Work to do: Which lines contain the word "JSON"? Return each of them as written.

Available records:
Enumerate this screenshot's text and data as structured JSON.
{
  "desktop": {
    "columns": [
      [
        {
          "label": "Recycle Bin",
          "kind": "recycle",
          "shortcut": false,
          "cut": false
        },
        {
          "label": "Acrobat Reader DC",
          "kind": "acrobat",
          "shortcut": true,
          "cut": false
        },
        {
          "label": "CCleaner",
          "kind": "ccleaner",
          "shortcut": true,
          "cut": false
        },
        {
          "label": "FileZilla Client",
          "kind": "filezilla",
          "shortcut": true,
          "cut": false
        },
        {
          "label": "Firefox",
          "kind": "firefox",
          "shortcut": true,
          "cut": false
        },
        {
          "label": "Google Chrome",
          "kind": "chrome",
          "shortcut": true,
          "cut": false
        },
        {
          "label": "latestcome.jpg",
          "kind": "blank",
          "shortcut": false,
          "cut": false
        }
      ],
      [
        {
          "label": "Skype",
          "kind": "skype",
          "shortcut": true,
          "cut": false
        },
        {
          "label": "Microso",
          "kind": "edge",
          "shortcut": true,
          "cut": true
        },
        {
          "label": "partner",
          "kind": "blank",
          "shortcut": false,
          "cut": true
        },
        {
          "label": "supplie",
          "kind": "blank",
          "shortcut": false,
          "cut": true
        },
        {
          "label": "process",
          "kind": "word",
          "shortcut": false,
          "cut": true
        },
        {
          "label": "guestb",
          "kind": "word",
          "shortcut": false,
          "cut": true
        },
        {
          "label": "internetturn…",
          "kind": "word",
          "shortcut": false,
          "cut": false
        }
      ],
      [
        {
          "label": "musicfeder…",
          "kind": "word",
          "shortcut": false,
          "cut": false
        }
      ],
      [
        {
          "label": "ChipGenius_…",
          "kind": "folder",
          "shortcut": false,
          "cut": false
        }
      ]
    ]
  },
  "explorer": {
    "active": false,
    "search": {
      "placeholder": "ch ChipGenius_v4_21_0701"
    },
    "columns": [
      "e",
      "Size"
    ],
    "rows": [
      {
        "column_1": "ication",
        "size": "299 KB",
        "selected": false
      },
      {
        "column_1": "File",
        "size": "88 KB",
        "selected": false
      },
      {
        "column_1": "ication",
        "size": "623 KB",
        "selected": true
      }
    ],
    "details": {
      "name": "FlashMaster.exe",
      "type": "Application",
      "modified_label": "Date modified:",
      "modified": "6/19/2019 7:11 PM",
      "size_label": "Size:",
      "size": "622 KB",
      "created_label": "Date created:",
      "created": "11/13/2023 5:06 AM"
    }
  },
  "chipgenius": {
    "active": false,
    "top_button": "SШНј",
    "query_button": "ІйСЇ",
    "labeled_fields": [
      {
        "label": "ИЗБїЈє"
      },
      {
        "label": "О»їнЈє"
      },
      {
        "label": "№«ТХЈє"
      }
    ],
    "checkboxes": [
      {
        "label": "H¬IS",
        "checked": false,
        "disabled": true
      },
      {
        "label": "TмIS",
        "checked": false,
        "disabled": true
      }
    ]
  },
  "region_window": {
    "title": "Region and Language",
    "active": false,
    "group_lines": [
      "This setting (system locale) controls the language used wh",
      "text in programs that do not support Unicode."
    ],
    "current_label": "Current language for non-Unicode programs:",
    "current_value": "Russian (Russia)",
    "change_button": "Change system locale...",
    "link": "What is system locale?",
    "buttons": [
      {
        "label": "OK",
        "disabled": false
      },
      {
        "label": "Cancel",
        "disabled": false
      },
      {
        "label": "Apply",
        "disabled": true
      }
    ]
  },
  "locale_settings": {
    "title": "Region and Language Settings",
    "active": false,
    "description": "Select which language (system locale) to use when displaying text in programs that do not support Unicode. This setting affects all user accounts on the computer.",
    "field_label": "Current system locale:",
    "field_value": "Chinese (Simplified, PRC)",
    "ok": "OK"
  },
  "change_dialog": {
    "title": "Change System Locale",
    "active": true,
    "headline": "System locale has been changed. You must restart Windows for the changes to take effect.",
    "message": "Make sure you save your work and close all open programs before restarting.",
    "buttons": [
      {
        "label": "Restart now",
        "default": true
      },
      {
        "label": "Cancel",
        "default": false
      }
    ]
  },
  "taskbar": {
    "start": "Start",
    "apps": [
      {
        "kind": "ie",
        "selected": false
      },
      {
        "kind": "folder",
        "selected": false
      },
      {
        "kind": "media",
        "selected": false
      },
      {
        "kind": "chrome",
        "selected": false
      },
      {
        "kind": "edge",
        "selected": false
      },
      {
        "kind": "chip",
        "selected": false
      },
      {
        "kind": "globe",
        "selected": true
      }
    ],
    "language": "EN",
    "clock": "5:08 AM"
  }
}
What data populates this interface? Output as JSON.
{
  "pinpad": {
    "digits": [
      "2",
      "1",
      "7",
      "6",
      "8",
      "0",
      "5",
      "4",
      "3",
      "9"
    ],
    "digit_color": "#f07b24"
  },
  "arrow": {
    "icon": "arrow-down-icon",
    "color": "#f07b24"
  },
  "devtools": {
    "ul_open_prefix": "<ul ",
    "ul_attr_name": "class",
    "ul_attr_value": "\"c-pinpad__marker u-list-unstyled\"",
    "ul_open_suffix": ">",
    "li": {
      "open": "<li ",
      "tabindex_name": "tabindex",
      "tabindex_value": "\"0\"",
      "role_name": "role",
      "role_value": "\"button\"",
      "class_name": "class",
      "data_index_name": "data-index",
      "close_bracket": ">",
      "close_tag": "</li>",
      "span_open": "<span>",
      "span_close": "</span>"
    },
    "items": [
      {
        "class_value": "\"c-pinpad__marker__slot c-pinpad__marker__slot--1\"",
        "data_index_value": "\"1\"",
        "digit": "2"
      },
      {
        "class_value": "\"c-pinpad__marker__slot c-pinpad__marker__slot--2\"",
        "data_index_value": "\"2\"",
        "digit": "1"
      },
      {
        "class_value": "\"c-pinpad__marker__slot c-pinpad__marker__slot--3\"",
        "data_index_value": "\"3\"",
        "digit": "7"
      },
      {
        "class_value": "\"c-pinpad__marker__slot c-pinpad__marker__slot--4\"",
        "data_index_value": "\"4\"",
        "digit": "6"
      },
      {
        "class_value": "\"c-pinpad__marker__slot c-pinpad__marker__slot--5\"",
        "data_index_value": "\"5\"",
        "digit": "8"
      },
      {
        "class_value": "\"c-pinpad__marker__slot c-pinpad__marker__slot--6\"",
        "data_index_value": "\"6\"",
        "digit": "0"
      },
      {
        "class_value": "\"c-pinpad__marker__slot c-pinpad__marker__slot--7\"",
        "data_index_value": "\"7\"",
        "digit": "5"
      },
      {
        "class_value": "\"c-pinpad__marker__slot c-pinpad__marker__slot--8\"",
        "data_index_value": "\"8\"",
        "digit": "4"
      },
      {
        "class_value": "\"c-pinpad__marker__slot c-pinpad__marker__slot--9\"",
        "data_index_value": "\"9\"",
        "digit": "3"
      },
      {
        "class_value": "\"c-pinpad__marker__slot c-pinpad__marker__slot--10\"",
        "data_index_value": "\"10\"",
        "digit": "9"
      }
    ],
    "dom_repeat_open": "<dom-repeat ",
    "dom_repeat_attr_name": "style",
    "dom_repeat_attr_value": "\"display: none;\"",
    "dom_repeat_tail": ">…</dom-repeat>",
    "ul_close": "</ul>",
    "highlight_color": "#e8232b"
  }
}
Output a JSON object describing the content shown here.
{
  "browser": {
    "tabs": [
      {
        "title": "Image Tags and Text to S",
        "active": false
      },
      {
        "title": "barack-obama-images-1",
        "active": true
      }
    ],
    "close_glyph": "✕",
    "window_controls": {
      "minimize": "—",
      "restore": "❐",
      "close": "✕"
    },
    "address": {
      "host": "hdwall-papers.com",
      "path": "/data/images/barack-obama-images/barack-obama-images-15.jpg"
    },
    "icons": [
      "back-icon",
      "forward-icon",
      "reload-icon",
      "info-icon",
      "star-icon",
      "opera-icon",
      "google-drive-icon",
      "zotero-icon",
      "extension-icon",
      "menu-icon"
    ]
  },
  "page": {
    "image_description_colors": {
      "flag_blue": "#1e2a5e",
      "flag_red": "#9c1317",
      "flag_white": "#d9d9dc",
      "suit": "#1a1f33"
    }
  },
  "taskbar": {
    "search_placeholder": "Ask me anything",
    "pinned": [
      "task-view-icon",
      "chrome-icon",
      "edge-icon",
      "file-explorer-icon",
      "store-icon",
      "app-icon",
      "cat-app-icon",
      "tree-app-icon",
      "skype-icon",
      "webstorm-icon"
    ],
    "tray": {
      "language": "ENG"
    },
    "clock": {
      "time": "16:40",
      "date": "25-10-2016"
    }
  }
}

Complete answer:
Enumerate this screenshot's text and data as structured JSON.
What data populates this interface? Output as JSON.
Output a JSON object describing the content shown here.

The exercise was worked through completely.